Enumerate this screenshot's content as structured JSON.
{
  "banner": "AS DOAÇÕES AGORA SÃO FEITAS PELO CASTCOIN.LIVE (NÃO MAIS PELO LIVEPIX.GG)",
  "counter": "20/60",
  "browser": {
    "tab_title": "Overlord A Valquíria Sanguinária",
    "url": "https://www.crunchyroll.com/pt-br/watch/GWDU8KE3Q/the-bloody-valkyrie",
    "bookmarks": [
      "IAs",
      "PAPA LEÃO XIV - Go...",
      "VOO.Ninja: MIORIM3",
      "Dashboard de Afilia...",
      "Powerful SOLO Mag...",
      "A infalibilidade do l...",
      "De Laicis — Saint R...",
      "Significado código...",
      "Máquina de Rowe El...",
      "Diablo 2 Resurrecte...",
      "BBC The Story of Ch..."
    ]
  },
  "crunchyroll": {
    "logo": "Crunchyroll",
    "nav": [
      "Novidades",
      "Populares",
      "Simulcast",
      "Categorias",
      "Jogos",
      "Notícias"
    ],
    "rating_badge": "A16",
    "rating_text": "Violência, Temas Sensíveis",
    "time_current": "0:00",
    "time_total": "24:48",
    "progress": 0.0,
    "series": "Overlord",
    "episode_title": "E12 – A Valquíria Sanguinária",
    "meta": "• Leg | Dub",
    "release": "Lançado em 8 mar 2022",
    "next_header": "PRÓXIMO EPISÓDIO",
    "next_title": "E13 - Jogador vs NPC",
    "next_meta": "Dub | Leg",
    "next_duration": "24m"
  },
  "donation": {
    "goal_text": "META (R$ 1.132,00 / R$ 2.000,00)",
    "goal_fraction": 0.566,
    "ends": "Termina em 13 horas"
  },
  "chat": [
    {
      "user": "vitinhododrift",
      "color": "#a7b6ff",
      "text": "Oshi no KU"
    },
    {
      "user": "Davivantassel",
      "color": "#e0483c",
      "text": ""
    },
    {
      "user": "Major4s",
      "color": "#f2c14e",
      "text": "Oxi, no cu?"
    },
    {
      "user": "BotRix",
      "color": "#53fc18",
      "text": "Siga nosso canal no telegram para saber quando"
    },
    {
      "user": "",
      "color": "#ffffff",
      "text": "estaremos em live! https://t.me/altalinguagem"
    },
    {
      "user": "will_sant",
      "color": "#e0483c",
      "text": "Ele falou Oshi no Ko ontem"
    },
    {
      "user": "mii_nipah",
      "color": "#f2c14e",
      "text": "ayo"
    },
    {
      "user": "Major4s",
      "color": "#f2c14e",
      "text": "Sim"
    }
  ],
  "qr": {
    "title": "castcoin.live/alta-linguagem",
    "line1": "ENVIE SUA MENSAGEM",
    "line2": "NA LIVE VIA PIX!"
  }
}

**EXERCISE BRIEF:**
Extract the entries above verbatim.

**THE REPLY:**
Enumerate this screenshot's content as structured JSON.
{
  "banner": "AS DOAÇÕES AGORA SÃO FEITAS PELO CASTCOIN.LIVE (NÃO MAIS PELO LIVEPIX.GG)",
  "counter": "20/60",
  "browser": {
    "tab_title": "Overlord A Valquíria Sanguinária",
    "url": "https://www.crunchyroll.com/pt-br/watch/GWDU8KE3Q/the-bloody-valkyrie",
    "bookmarks": [
      "IAs",
      "PAPA LEÃO XIV - Go...",
      "VOO.Ninja: MIORIM3",
      "Dashboard de Afilia...",
      "Powerful SOLO Mag...",
      "A infalibilidade do l...",
      "De Laicis — Saint R...",
      "Significado código...",
      "Máquina de Rowe El...",
      "Diablo 2 Resurrecte...",
      "BBC The Story of Ch..."
    ]
  },
  "crunchyroll": {
    "logo": "Crunchyroll",
    "nav": [
      "Novidades",
      "Populares",
      "Simulcast",
      "Categorias",
      "Jogos",
      "Notícias"
    ],
    "rating_badge": "A16",
    "rating_text": "Violência, Temas Sensíveis",
    "time_current": "0:00",
    "time_total": "24:48",
    "progress": 0.0,
    "series": "Overlord",
    "episode_title": "E12 – A Valquíria Sanguinária",
    "meta": "• Leg | Dub",
    "release": "Lançado em 8 mar 2022",
    "next_header": "PRÓXIMO EPISÓDIO",
    "next_title": "E13 - Jogador vs NPC",
    "next_meta": "Dub | Leg",
    "next_duration": "24m"
  },
  "donation": {
    "goal_text": "META (R$ 1.132,00 / R$ 2.000,00)",
    "goal_fraction": 0.566,
    "ends": "Termina em 13 horas"
  },
  "chat": [
    {
      "user": "vitinhododrift",
      "color": "#a7b6ff",
      "text": "Oshi no KU"
    },
    {
      "user": "Davivantassel",
      "color": "#e0483c",
      "text": ""
    },
    {
      "user": "Major4s",
      "color": "#f2c14e",
      "text": "Oxi, no cu?"
    },
    {
      "user": "BotRix",
      "color": "#53fc18",
      "text": "Siga nosso canal no telegram para saber quando"
    },
    {
      "user": "",
      "color": "#ffffff",
      "text": "estaremos em live! https://t.me/altalinguagem"
    },
    {
      "user": "will_sant",
      "color": "#e0483c",
      "text": "Ele falou Oshi no Ko ontem"
    },
    {
      "user": "mii_nipah",
      "color": "#f2c14e",
      "text": "ayo"
    },
    {
      "user": "Major4s",
      "color": "#f2c14e",
      "text": "Sim"
    }
  ],
  "qr": {
    "title": "castcoin.live/alta-linguagem",
    "line1": "ENVIE SUA MENSAGEM",
    "line2": "NA LIVE VIA PIX!"
  }
}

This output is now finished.